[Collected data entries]
Start

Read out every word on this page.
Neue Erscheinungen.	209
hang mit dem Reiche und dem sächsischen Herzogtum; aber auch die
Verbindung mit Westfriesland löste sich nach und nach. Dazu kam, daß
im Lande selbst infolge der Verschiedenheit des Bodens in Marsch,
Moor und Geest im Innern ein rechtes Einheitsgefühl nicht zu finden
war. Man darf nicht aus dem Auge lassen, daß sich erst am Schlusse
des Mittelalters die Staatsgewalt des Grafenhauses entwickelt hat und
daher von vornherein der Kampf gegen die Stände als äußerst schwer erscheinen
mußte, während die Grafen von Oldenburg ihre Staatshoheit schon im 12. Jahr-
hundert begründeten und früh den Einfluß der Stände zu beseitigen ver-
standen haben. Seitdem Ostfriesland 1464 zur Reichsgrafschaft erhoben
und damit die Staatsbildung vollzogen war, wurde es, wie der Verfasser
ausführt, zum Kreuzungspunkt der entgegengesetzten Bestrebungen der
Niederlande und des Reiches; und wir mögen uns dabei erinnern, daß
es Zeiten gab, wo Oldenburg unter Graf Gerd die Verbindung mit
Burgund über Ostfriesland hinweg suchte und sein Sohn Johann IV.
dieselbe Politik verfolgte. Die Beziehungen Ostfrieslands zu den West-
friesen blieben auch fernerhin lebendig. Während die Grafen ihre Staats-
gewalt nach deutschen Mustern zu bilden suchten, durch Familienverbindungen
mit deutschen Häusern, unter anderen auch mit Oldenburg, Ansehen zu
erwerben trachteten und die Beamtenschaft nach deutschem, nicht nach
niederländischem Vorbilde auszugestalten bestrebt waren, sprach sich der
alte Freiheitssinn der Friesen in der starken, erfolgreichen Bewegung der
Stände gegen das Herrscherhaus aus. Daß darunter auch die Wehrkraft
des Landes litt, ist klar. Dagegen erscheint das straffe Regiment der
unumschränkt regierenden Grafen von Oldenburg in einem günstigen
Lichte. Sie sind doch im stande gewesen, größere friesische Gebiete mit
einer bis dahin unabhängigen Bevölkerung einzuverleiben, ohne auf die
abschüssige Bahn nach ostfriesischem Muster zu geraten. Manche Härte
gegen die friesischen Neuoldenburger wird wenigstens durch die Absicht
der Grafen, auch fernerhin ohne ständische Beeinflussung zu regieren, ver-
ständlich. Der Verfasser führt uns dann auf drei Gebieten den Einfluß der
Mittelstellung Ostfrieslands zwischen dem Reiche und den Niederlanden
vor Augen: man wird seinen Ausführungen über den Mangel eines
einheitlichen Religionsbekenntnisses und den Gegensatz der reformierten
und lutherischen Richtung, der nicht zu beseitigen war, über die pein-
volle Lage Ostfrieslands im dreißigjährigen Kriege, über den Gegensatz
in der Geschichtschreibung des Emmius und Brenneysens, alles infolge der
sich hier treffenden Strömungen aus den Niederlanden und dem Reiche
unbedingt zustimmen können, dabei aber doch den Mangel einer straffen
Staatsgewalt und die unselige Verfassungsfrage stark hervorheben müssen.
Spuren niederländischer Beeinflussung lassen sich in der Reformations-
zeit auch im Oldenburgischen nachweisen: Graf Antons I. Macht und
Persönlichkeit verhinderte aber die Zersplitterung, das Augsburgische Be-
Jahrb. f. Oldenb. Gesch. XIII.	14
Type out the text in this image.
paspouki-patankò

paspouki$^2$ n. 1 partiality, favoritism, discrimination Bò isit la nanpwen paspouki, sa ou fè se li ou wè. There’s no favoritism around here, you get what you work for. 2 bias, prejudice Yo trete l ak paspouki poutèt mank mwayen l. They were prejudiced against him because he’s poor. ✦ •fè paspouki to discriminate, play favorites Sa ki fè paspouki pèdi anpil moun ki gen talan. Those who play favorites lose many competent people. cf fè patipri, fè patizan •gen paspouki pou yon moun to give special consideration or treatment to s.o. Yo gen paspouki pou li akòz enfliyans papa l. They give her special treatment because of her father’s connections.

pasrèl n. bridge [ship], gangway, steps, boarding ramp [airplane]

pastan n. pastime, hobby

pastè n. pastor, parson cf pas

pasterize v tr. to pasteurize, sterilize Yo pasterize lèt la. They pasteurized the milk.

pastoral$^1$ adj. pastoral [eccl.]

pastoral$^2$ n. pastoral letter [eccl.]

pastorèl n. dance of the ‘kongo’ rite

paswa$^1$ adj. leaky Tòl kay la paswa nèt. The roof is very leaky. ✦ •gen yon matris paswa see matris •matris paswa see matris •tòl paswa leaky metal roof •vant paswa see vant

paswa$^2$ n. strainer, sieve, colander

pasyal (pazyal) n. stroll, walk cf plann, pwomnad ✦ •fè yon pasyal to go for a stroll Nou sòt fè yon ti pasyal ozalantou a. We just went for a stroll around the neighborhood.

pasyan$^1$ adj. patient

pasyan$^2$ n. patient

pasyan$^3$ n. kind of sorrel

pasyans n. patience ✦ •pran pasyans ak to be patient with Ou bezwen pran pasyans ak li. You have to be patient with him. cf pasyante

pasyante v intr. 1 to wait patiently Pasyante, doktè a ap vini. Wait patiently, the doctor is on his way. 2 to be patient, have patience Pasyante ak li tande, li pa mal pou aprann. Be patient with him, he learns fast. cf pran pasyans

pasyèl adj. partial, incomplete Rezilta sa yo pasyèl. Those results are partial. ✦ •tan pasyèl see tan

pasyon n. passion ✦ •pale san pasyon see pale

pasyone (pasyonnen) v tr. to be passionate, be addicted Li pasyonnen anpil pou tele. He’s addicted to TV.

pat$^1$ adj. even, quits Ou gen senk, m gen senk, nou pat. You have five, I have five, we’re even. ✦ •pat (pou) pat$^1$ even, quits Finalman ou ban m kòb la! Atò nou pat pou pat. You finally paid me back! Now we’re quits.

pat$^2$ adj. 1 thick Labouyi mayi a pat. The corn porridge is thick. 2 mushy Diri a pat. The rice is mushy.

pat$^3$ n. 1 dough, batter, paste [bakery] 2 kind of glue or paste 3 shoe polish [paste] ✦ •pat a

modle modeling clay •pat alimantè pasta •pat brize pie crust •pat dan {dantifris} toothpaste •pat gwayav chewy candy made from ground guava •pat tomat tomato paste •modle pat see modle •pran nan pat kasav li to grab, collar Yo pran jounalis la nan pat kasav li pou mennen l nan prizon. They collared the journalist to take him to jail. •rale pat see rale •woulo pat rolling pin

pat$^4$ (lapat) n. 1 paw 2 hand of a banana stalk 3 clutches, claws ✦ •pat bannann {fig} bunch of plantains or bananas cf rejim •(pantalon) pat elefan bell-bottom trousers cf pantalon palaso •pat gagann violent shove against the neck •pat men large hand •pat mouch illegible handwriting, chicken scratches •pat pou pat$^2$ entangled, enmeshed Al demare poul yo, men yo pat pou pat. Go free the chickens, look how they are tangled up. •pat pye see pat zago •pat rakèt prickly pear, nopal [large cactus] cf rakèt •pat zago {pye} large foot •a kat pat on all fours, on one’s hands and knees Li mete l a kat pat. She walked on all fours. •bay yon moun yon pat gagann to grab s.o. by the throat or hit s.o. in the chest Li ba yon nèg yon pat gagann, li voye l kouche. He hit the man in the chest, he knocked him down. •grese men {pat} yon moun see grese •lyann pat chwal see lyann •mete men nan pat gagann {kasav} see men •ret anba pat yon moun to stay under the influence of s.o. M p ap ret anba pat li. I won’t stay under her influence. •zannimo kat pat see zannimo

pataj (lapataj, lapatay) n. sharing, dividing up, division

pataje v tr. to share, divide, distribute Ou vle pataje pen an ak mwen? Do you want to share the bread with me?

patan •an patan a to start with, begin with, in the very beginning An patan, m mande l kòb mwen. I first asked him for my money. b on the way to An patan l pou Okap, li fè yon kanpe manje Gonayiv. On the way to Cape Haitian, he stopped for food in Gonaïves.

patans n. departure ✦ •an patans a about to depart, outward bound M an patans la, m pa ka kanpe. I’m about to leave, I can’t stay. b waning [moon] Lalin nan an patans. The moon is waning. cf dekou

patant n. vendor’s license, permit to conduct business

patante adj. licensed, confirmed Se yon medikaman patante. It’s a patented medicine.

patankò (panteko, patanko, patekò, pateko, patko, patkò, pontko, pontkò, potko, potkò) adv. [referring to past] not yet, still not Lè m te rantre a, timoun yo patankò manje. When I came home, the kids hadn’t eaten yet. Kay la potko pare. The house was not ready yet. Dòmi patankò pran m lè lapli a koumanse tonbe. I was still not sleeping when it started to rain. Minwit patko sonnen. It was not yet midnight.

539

End

What you are asked to do: Write down the number of lines where the word "ihre" appears, and nothing further.

Written solution: 2